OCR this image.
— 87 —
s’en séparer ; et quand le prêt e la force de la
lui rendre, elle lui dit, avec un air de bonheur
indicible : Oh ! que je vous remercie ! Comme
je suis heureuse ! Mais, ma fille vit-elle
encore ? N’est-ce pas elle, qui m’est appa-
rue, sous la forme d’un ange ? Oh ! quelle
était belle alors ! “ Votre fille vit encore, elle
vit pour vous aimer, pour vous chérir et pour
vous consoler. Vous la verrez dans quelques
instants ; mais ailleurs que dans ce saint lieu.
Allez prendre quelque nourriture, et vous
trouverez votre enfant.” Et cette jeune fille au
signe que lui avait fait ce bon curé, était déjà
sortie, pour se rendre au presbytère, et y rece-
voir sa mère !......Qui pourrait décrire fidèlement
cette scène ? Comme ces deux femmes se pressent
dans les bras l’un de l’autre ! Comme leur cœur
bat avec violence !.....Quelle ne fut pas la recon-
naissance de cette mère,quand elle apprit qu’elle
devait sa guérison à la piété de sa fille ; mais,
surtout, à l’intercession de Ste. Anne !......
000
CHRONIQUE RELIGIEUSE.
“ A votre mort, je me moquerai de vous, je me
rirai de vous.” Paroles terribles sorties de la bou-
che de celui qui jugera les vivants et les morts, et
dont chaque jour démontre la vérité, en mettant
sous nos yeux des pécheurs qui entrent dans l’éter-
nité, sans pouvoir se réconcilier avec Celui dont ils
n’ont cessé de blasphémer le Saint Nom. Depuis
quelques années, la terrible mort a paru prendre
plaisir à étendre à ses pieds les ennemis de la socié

» **TASK DIRECTIONS**: Each line of the listing above should be output exactly.

» **REPLY TO THE EXERCISE**:
OCR this image.
— 87 —
s’en séparer ; et quand le prêt e la force de la
lui rendre, elle lui dit, avec un air de bonheur
indicible : Oh ! que je vous remercie ! Comme
je suis heureuse ! Mais, ma fille vit-elle
encore ? N’est-ce pas elle, qui m’est appa-
rue, sous la forme d’un ange ? Oh ! quelle
était belle alors ! “ Votre fille vit encore, elle
vit pour vous aimer, pour vous chérir et pour
vous consoler. Vous la verrez dans quelques
instants ; mais ailleurs que dans ce saint lieu.
Allez prendre quelque nourriture, et vous
trouverez votre enfant.” Et cette jeune fille au
signe que lui avait fait ce bon curé, était déjà
sortie, pour se rendre au presbytère, et y rece-
voir sa mère !......Qui pourrait décrire fidèlement
cette scène ? Comme ces deux femmes se pressent
dans les bras l’un de l’autre ! Comme leur cœur
bat avec violence !.....Quelle ne fut pas la recon-
naissance de cette mère,quand elle apprit qu’elle
devait sa guérison à la piété de sa fille ; mais,
surtout, à l’intercession de Ste. Anne !......
000
CHRONIQUE RELIGIEUSE.
“ A votre mort, je me moquerai de vous, je me
rirai de vous.” Paroles terribles sorties de la bou-
che de celui qui jugera les vivants et les morts, et
dont chaque jour démontre la vérité, en mettant
sous nos yeux des pécheurs qui entrent dans l’éter-
nité, sans pouvoir se réconcilier avec Celui dont ils
n’ont cessé de blasphémer le Saint Nom. Depuis
quelques années, la terrible mort a paru prendre
plaisir à étendre à ses pieds les ennemis de la socié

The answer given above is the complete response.